• [SET TASK] Leave out the pictures; transcribe all else exactly.

• [RECORDS SHOWN]
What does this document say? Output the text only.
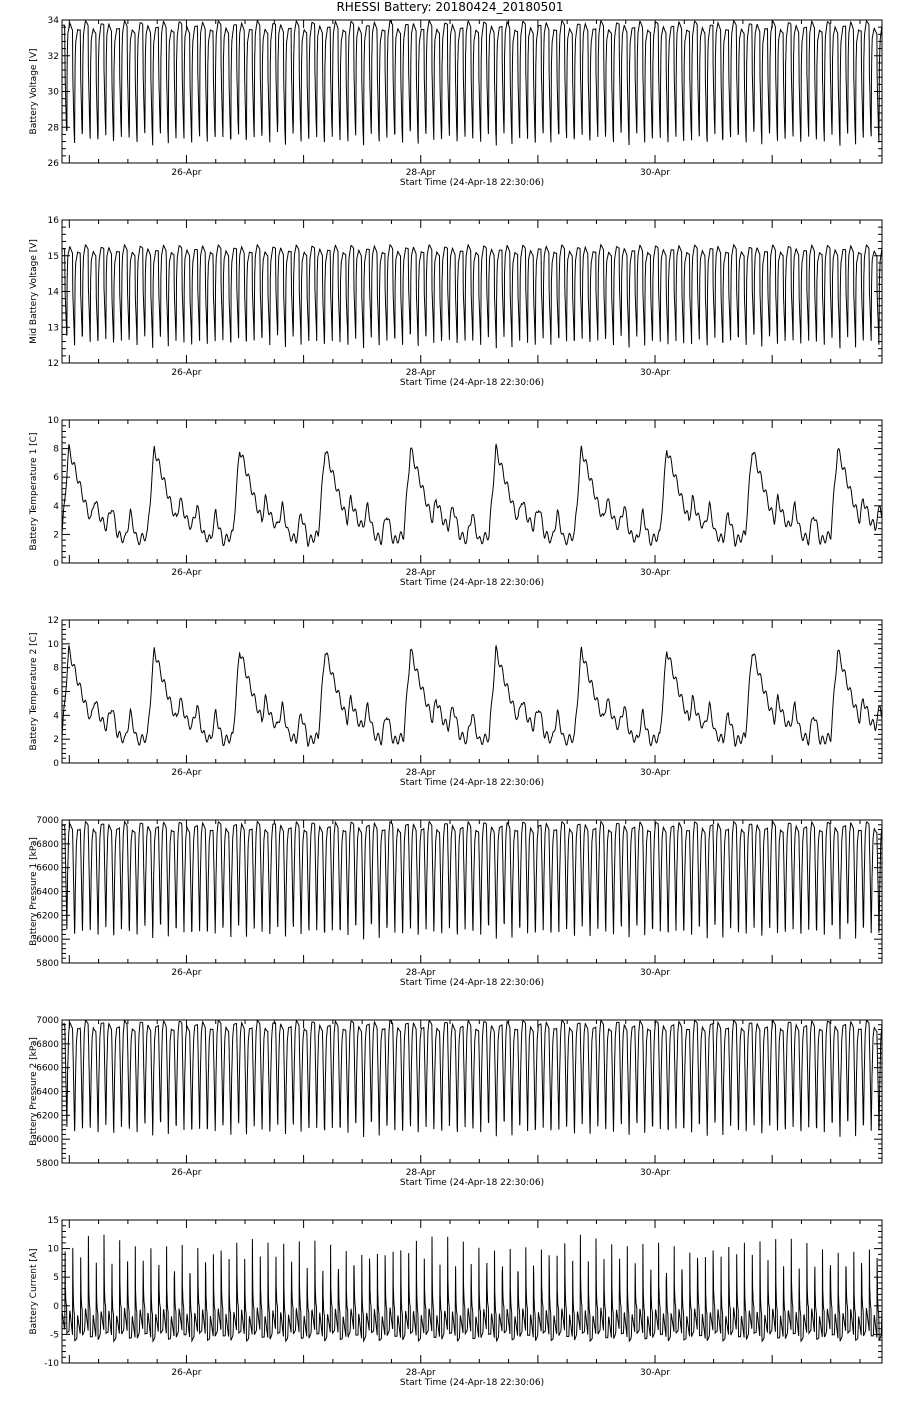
RHESSI Battery: 20180424_20180501
26
28
30
32
34
26-Apr	28-Apr	30-Apr
Start Time (24-Apr-18 22:30:06)
Battery Voltage [V]
12
13
14
15
16
26-Apr	28-Apr	30-Apr
Start Time (24-Apr-18 22:30:06)
Mid Battery Voltage [V]
0
2
4
6
8
10
26-Apr	28-Apr	30-Apr
Start Time (24-Apr-18 22:30:06)
Battery Temperature 1 [C]
0
2
4
6
8
10
12
26-Apr	28-Apr	30-Apr
Start Time (24-Apr-18 22:30:06)
Battery Temperature 2 [C]
5800
6000
6200
6400
6600
6800
7000
26-Apr	28-Apr	30-Apr
Start Time (24-Apr-18 22:30:06)
Battery Pressure 1 [kPa]
5800
6000
6200
6400
6600
6800
7000
26-Apr	28-Apr	30-Apr
Start Time (24-Apr-18 22:30:06)
Battery Pressure 2 [kPa]
-10
-5
0
5
10
15
26-Apr	28-Apr	30-Apr
Start Time (24-Apr-18 22:30:06)
Battery Current [A]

• [EXPECTED ANSWER]
What does this document say? Output the text only.
RHESSI Battery: 20180424_20180501
26
28
30
32
34
26-Apr	28-Apr	30-Apr
Start Time (24-Apr-18 22:30:06)
Battery Voltage [V]
12
13
14
15
16
26-Apr	28-Apr	30-Apr
Start Time (24-Apr-18 22:30:06)
Mid Battery Voltage [V]
0
2
4
6
8
10
26-Apr	28-Apr	30-Apr
Start Time (24-Apr-18 22:30:06)
Battery Temperature 1 [C]
0
2
4
6
8
10
12
26-Apr	28-Apr	30-Apr
Start Time (24-Apr-18 22:30:06)
Battery Temperature 2 [C]
5800
6000
6200
6400
6600
6800
7000
26-Apr	28-Apr	30-Apr
Start Time (24-Apr-18 22:30:06)
Battery Pressure 1 [kPa]
5800
6000
6200
6400
6600
6800
7000
26-Apr	28-Apr	30-Apr
Start Time (24-Apr-18 22:30:06)
Battery Pressure 2 [kPa]
-10
-5
0
5
10
15
26-Apr	28-Apr	30-Apr
Start Time (24-Apr-18 22:30:06)
Battery Current [A]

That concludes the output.